> Work to do
Could you write out the records below exactly as they appear, leaving out any pictures?

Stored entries
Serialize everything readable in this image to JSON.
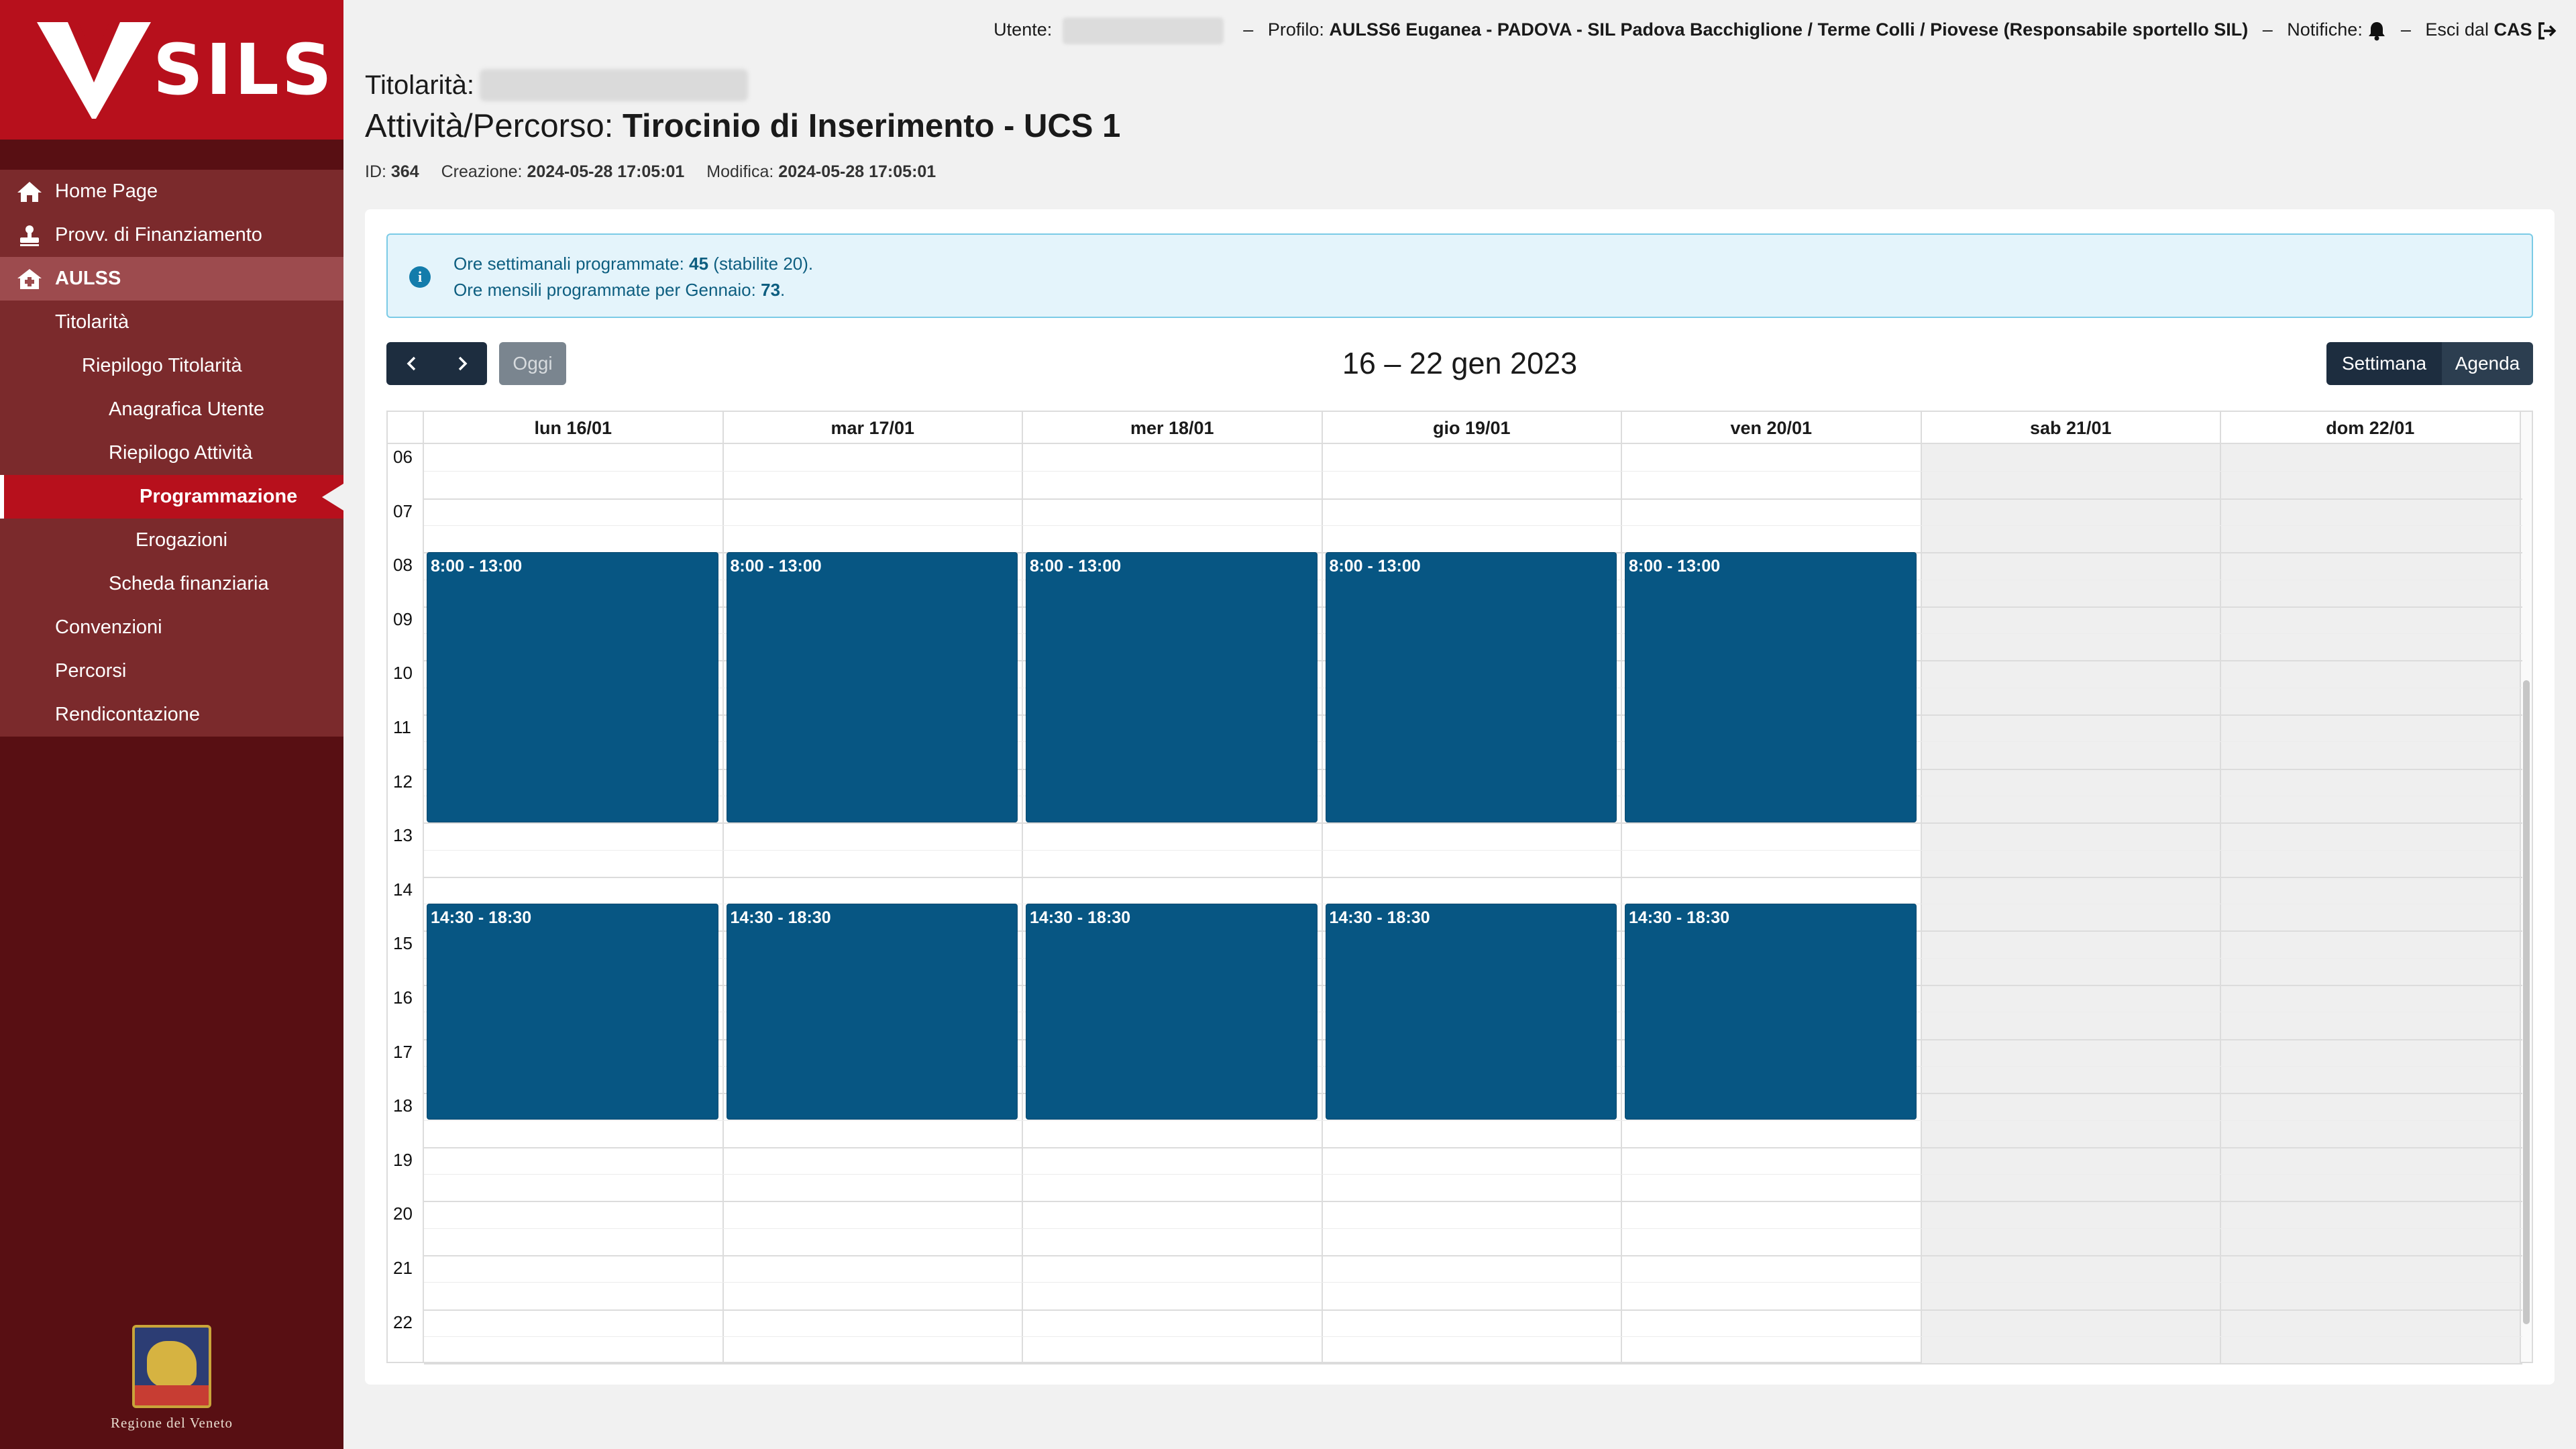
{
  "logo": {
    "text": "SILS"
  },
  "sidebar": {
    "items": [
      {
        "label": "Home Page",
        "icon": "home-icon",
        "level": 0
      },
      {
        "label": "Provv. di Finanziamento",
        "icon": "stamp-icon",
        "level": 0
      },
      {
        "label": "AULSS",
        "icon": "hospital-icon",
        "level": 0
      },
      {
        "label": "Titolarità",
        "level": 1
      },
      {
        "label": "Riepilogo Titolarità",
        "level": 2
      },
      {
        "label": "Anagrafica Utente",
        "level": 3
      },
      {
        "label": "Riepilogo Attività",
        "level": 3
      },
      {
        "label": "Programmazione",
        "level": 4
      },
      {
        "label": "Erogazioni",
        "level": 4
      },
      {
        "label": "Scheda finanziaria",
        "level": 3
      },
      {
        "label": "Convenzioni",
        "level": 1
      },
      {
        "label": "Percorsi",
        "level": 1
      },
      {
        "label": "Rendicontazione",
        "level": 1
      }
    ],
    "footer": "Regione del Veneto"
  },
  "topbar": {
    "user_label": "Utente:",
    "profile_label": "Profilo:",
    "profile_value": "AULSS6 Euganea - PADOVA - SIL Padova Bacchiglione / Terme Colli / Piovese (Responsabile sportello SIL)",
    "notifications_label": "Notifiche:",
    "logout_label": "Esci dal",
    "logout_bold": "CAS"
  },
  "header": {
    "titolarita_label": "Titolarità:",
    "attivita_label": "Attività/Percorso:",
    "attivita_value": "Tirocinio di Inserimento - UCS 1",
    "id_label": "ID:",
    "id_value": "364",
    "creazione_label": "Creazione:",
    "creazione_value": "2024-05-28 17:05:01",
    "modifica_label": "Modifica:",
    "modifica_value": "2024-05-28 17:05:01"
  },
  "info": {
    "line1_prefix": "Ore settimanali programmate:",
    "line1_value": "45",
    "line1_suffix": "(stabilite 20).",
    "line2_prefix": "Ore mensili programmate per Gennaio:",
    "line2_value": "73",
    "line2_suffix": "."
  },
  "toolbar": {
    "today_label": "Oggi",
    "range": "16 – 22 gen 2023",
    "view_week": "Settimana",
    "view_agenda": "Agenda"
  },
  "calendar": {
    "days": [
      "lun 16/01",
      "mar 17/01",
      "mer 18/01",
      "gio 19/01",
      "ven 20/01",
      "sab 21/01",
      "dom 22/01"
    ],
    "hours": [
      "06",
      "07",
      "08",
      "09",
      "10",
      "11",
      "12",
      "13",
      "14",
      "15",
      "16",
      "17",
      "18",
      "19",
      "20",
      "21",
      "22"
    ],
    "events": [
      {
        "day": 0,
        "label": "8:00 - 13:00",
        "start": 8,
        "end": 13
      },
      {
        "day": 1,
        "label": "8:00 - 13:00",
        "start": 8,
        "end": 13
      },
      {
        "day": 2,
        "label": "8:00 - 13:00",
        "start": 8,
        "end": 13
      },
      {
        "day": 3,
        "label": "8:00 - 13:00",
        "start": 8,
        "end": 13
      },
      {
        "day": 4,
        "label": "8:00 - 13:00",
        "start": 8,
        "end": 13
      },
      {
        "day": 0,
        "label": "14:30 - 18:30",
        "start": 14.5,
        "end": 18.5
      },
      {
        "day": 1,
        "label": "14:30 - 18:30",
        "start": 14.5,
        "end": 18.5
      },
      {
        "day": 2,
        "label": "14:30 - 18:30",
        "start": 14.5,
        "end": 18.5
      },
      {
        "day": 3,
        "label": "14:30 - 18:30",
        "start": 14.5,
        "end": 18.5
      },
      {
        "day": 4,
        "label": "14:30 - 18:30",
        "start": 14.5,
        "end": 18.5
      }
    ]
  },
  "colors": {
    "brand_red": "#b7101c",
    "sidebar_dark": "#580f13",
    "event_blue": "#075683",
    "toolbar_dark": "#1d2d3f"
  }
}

> Result of this task
Serialize everything readable in this image to JSON.
{
  "logo": {
    "text": "SILS"
  },
  "sidebar": {
    "items": [
      {
        "label": "Home Page",
        "icon": "home-icon",
        "level": 0
      },
      {
        "label": "Provv. di Finanziamento",
        "icon": "stamp-icon",
        "level": 0
      },
      {
        "label": "AULSS",
        "icon": "hospital-icon",
        "level": 0
      },
      {
        "label": "Titolarità",
        "level": 1
      },
      {
        "label": "Riepilogo Titolarità",
        "level": 2
      },
      {
        "label": "Anagrafica Utente",
        "level": 3
      },
      {
        "label": "Riepilogo Attività",
        "level": 3
      },
      {
        "label": "Programmazione",
        "level": 4
      },
      {
        "label": "Erogazioni",
        "level": 4
      },
      {
        "label": "Scheda finanziaria",
        "level": 3
      },
      {
        "label": "Convenzioni",
        "level": 1
      },
      {
        "label": "Percorsi",
        "level": 1
      },
      {
        "label": "Rendicontazione",
        "level": 1
      }
    ],
    "footer": "Regione del Veneto"
  },
  "topbar": {
    "user_label": "Utente:",
    "profile_label": "Profilo:",
    "profile_value": "AULSS6 Euganea - PADOVA - SIL Padova Bacchiglione / Terme Colli / Piovese (Responsabile sportello SIL)",
    "notifications_label": "Notifiche:",
    "logout_label": "Esci dal",
    "logout_bold": "CAS"
  },
  "header": {
    "titolarita_label": "Titolarità:",
    "attivita_label": "Attività/Percorso:",
    "attivita_value": "Tirocinio di Inserimento - UCS 1",
    "id_label": "ID:",
    "id_value": "364",
    "creazione_label": "Creazione:",
    "creazione_value": "2024-05-28 17:05:01",
    "modifica_label": "Modifica:",
    "modifica_value": "2024-05-28 17:05:01"
  },
  "info": {
    "line1_prefix": "Ore settimanali programmate:",
    "line1_value": "45",
    "line1_suffix": "(stabilite 20).",
    "line2_prefix": "Ore mensili programmate per Gennaio:",
    "line2_value": "73",
    "line2_suffix": "."
  },
  "toolbar": {
    "today_label": "Oggi",
    "range": "16 – 22 gen 2023",
    "view_week": "Settimana",
    "view_agenda": "Agenda"
  },
  "calendar": {
    "days": [
      "lun 16/01",
      "mar 17/01",
      "mer 18/01",
      "gio 19/01",
      "ven 20/01",
      "sab 21/01",
      "dom 22/01"
    ],
    "hours": [
      "06",
      "07",
      "08",
      "09",
      "10",
      "11",
      "12",
      "13",
      "14",
      "15",
      "16",
      "17",
      "18",
      "19",
      "20",
      "21",
      "22"
    ],
    "events": [
      {
        "day": 0,
        "label": "8:00 - 13:00",
        "start": 8,
        "end": 13
      },
      {
        "day": 1,
        "label": "8:00 - 13:00",
        "start": 8,
        "end": 13
      },
      {
        "day": 2,
        "label": "8:00 - 13:00",
        "start": 8,
        "end": 13
      },
      {
        "day": 3,
        "label": "8:00 - 13:00",
        "start": 8,
        "end": 13
      },
      {
        "day": 4,
        "label": "8:00 - 13:00",
        "start": 8,
        "end": 13
      },
      {
        "day": 0,
        "label": "14:30 - 18:30",
        "start": 14.5,
        "end": 18.5
      },
      {
        "day": 1,
        "label": "14:30 - 18:30",
        "start": 14.5,
        "end": 18.5
      },
      {
        "day": 2,
        "label": "14:30 - 18:30",
        "start": 14.5,
        "end": 18.5
      },
      {
        "day": 3,
        "label": "14:30 - 18:30",
        "start": 14.5,
        "end": 18.5
      },
      {
        "day": 4,
        "label": "14:30 - 18:30",
        "start": 14.5,
        "end": 18.5
      }
    ]
  },
  "colors": {
    "brand_red": "#b7101c",
    "sidebar_dark": "#580f13",
    "event_blue": "#075683",
    "toolbar_dark": "#1d2d3f"
  }
}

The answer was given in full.